Copy the lines from the one with "settings-card: 合集 未选择" to the one with "cellular-signal-icon: [473, 56, 502, 61]", putting "wlan-icon" in place of "wifi-icon" and leaving everything else unchanged.

--- DATASET ---
====================

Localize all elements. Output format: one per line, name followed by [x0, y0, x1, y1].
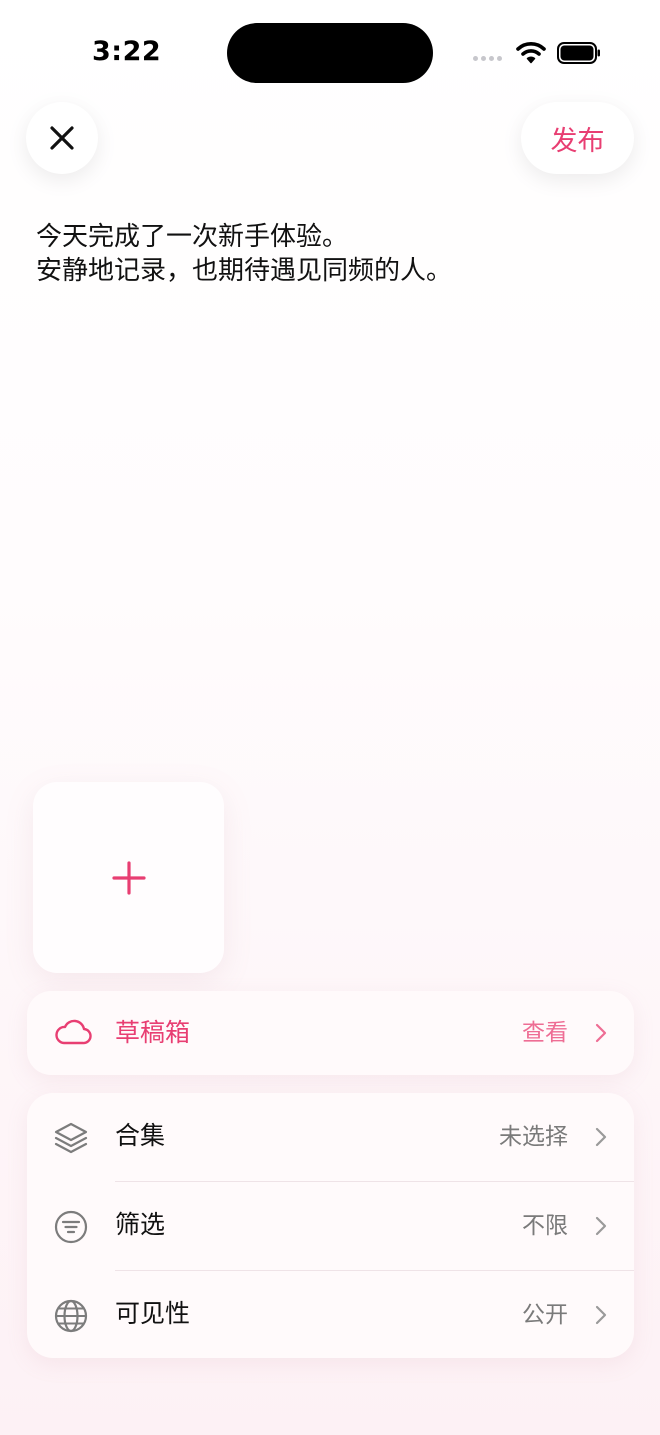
settings-card: 合集 未选择 筛选 不限 可见性 公开: [27, 1093, 634, 1358]
cloud-icon: [55, 1019, 92, 1045]
settings-row-label: 可见性: [115, 1299, 191, 1328]
wifi-icon: [516, 42, 546, 64]
post-text-editor[interactable]: 今天完成了一次新手体验。 安静地记录，也期待遇见同频的人。: [36, 220, 626, 288]
cellular-signal-icon: [473, 56, 502, 61]
chevron-right-icon: [595, 1305, 607, 1325]
globe-icon: [54, 1299, 88, 1333]
status-time: 3:22: [92, 36, 162, 67]
filter-icon: [54, 1210, 88, 1244]
chevron-right-icon: [595, 1127, 607, 1147]
drafts-view-link[interactable]: 查看: [522, 1015, 568, 1051]
add-media-button[interactable]: [33, 782, 224, 973]
settings-row-filter[interactable]: 筛选 不限: [27, 1182, 634, 1270]
close-button[interactable]: [26, 102, 98, 174]
settings-row-label: 合集: [115, 1121, 166, 1150]
close-icon: [50, 126, 74, 150]
settings-row-value: 未选择: [499, 1124, 568, 1150]
settings-row-value: 不限: [522, 1213, 568, 1239]
plus-icon: [111, 860, 146, 895]
settings-row-label: 筛选: [115, 1210, 166, 1239]
drafts-label: 草稿箱: [115, 1018, 191, 1047]
chevron-right-icon: [595, 1023, 607, 1043]
publish-button[interactable]: 发布: [521, 102, 634, 174]
drafts-row[interactable]: 草稿箱 查看: [27, 991, 634, 1075]
drafts-card[interactable]: 草稿箱 查看: [27, 991, 634, 1075]
post-text-line: 今天完成了一次新手体验。: [36, 222, 349, 252]
status-bar: 3:22: [0, 0, 660, 100]
battery-icon: [557, 42, 600, 64]
post-text-line: 安静地记录，也期待遇见同频的人。: [36, 256, 453, 286]
dynamic-island: [227, 23, 433, 83]
layers-icon: [54, 1122, 88, 1154]
chevron-right-icon: [595, 1216, 607, 1236]
settings-row-visibility[interactable]: 可见性 公开: [27, 1271, 634, 1359]
settings-row-value: 公开: [522, 1302, 568, 1328]
settings-row-collection[interactable]: 合集 未选择: [27, 1093, 634, 1181]
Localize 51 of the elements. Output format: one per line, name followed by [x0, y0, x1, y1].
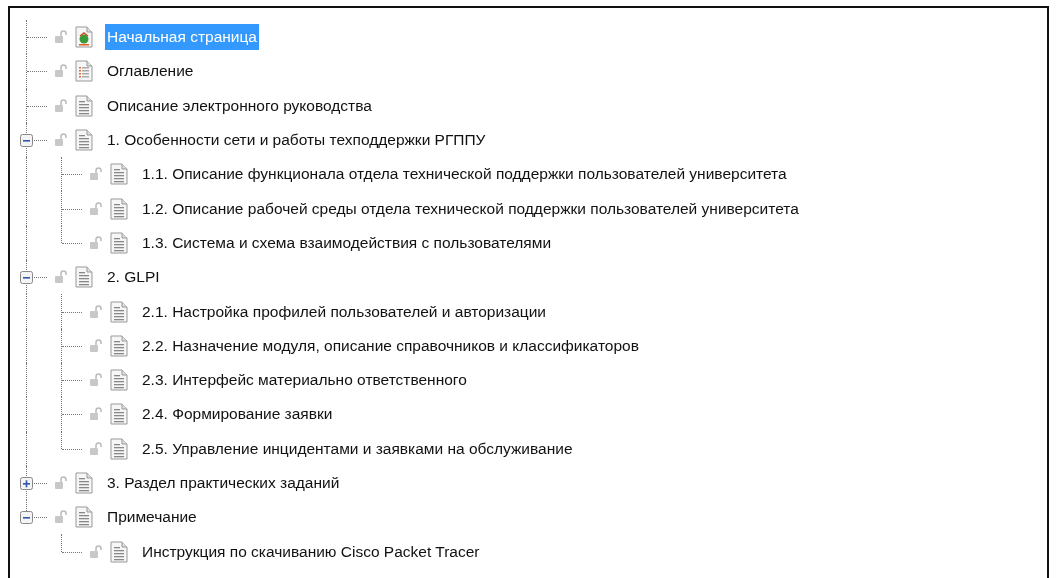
padlock-icon	[54, 510, 68, 525]
tree-item[interactable]: 2.3. Интерфейс материально ответственного	[140, 367, 469, 394]
document-icon	[74, 266, 94, 289]
padlock-icon	[89, 544, 103, 559]
padlock-icon	[54, 30, 68, 45]
tree-item[interactable]: 2.2. Назначение модуля, описание справочников и классификаторов	[140, 332, 641, 359]
padlock-icon	[89, 201, 103, 216]
document-icon	[109, 540, 129, 563]
padlock-icon	[89, 373, 103, 388]
tree-item[interactable]: 1.1. Описание функционала отдела технической поддержки пользователей университета	[140, 161, 789, 188]
tree-item[interactable]: Инструкция по скачиванию Cisco Packet Tracer	[140, 538, 482, 565]
document-icon	[74, 94, 94, 117]
expand-icon[interactable]	[20, 477, 33, 490]
tree-item[interactable]: Описание электронного руководства	[105, 92, 374, 119]
tree-item[interactable]: 1. Особенности сети и работы техподдержки РГППУ	[105, 127, 488, 154]
padlock-icon	[54, 98, 68, 113]
collapse-icon[interactable]	[20, 134, 33, 148]
tree-item[interactable]: 2.5. Управление инцидентами и заявками на обслуживание	[140, 435, 575, 462]
collapse-icon[interactable]	[20, 271, 33, 285]
padlock-icon	[54, 476, 68, 490]
tree-item[interactable]: 2.4. Формирование заявки	[140, 401, 335, 428]
padlock-icon	[89, 304, 103, 319]
collapse-icon[interactable]	[20, 511, 33, 525]
tree-item[interactable]: 1.2. Описание рабочей среды отдела технической поддержки пользователей университета	[140, 195, 801, 222]
document-icon	[74, 506, 94, 529]
contents-page-icon	[74, 60, 94, 83]
padlock-icon	[89, 441, 103, 456]
document-icon	[109, 369, 129, 392]
tree-item[interactable]: 3. Раздел практических заданий	[105, 470, 342, 496]
document-icon	[74, 129, 94, 152]
padlock-icon	[54, 64, 68, 79]
tree-item[interactable]: 2. GLPI	[105, 264, 162, 291]
document-icon	[109, 403, 129, 426]
tree-item[interactable]: Оглавление	[105, 58, 196, 85]
document-icon	[109, 437, 129, 460]
padlock-icon	[89, 407, 103, 422]
tree-item[interactable]: 1.3. Система и схема взаимодействия с пользователями	[140, 229, 554, 256]
tree-item[interactable]: 2.1. Настройка профилей пользователей и авторизации	[140, 298, 548, 325]
document-icon	[109, 231, 129, 254]
padlock-icon	[54, 133, 68, 148]
home-page-icon	[74, 26, 94, 49]
document-icon	[109, 300, 129, 323]
document-icon	[74, 472, 94, 494]
padlock-icon	[89, 338, 103, 353]
padlock-icon	[89, 235, 103, 250]
document-icon	[109, 334, 129, 357]
padlock-icon	[54, 270, 68, 285]
document-icon	[109, 163, 129, 186]
tree-item[interactable]: Примечание	[105, 504, 199, 531]
padlock-icon	[89, 167, 103, 182]
document-icon	[109, 197, 129, 220]
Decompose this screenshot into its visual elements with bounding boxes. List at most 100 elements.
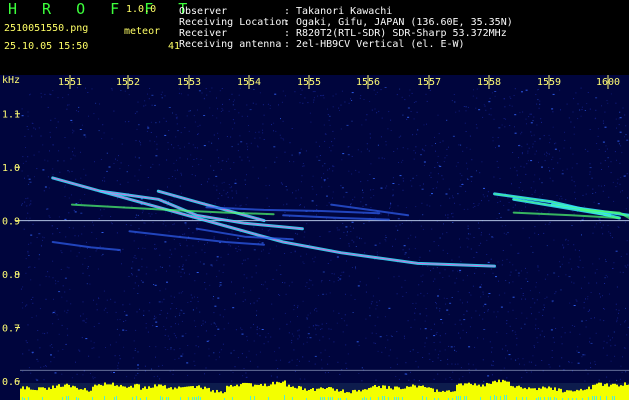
baseline-bar	[94, 384, 96, 400]
noise-speckle	[618, 118, 620, 120]
noise-speckle	[232, 307, 235, 309]
noise-speckle	[437, 357, 439, 359]
baseline-bar	[386, 388, 388, 400]
noise-speckle	[376, 301, 378, 303]
noise-speckle	[442, 249, 444, 251]
noise-speckle	[342, 222, 344, 224]
noise-speckle	[119, 168, 121, 170]
noise-speckle	[152, 163, 154, 165]
noise-speckle	[331, 273, 333, 275]
noise-speckle	[85, 174, 87, 176]
noise-speckle	[420, 328, 422, 330]
noise-speckle	[466, 147, 468, 149]
noise-speckle	[467, 225, 469, 227]
noise-speckle	[143, 105, 145, 107]
noise-speckle	[273, 130, 274, 132]
noise-speckle	[393, 151, 395, 152]
noise-speckle	[139, 142, 141, 144]
noise-speckle	[526, 163, 528, 165]
noise-speckle	[255, 103, 257, 105]
noise-speckle	[108, 166, 111, 168]
noise-speckle	[534, 140, 536, 142]
noise-speckle	[154, 104, 156, 106]
noise-speckle	[104, 180, 106, 182]
noise-speckle	[385, 144, 387, 146]
noise-speckle	[252, 102, 254, 104]
noise-speckle	[360, 201, 362, 203]
noise-speckle	[498, 127, 501, 129]
noise-speckle	[21, 108, 23, 110]
noise-speckle	[117, 365, 119, 367]
noise-speckle	[167, 142, 169, 144]
noise-speckle	[619, 183, 621, 185]
noise-speckle	[349, 225, 351, 227]
noise-speckle	[609, 232, 611, 234]
noise-speckle	[494, 95, 496, 97]
noise-speckle	[189, 110, 191, 112]
baseline-bar	[564, 391, 566, 400]
baseline-bar	[30, 389, 32, 400]
noise-speckle	[350, 231, 352, 232]
noise-speckle	[402, 159, 404, 161]
noise-speckle	[452, 135, 455, 137]
noise-speckle	[370, 303, 372, 305]
noise-speckle	[199, 261, 201, 263]
noise-speckle	[543, 304, 545, 306]
noise-speckle	[207, 242, 208, 244]
noise-speckle	[518, 187, 520, 189]
noise-speckle	[230, 352, 232, 354]
noise-speckle	[158, 164, 160, 166]
noise-speckle	[415, 146, 417, 148]
noise-speckle	[447, 217, 449, 219]
noise-speckle	[39, 308, 41, 310]
noise-speckle	[306, 337, 308, 339]
noise-speckle	[397, 229, 399, 231]
noise-speckle	[259, 137, 261, 139]
noise-speckle	[396, 331, 398, 333]
noise-speckle	[404, 99, 406, 101]
noise-speckle	[70, 303, 72, 305]
noise-speckle	[576, 163, 578, 165]
noise-speckle	[481, 200, 482, 202]
noise-speckle	[456, 277, 458, 279]
noise-speckle	[181, 335, 184, 337]
noise-speckle	[598, 218, 599, 220]
baseline-bar	[176, 388, 178, 400]
noise-speckle	[299, 204, 301, 206]
noise-speckle	[235, 293, 236, 295]
noise-speckle	[624, 321, 626, 323]
baseline-bar	[230, 384, 232, 400]
noise-speckle	[298, 189, 299, 191]
noise-speckle	[89, 283, 91, 285]
baseline-bar	[220, 391, 222, 400]
noise-speckle	[560, 109, 561, 111]
noise-speckle	[497, 202, 499, 204]
noise-speckle	[79, 199, 81, 201]
noise-speckle	[332, 165, 334, 167]
noise-speckle	[450, 346, 453, 348]
noise-speckle	[532, 120, 534, 122]
noise-speckle	[258, 258, 260, 260]
noise-speckle	[175, 136, 177, 138]
noise-speckle	[399, 224, 401, 226]
noise-speckle	[398, 378, 400, 380]
noise-speckle	[469, 148, 471, 150]
noise-speckle	[424, 328, 427, 330]
noise-speckle	[559, 150, 560, 152]
noise-speckle	[211, 87, 213, 89]
noise-speckle	[574, 249, 576, 251]
noise-speckle	[538, 215, 540, 217]
noise-speckle	[582, 354, 585, 356]
noise-speckle	[174, 170, 176, 172]
x-tick-label-1600: 1600	[596, 77, 620, 88]
noise-speckle	[573, 133, 575, 135]
noise-speckle	[159, 121, 161, 123]
noise-speckle	[252, 166, 254, 168]
noise-speckle	[625, 208, 627, 210]
noise-speckle	[402, 180, 404, 182]
noise-speckle	[385, 141, 387, 143]
noise-speckle	[135, 214, 137, 216]
noise-speckle	[182, 353, 184, 355]
noise-speckle	[254, 137, 256, 139]
noise-speckle	[535, 328, 536, 330]
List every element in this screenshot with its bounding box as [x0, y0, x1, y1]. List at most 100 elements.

====================

--- RESPONSE FOR THIS EXERCISE ---
settings-card: 合集 未选择 筛选 不限 可见性 公开: [27, 1093, 634, 1358]
cloud-icon: [55, 1019, 92, 1045]
settings-row-label: 可见性: [115, 1299, 191, 1328]
wlan-icon: [516, 42, 546, 64]
post-text-editor[interactable]: 今天完成了一次新手体验。 安静地记录，也期待遇见同频的人。: [36, 220, 626, 288]
cellular-signal-icon: [473, 56, 502, 61]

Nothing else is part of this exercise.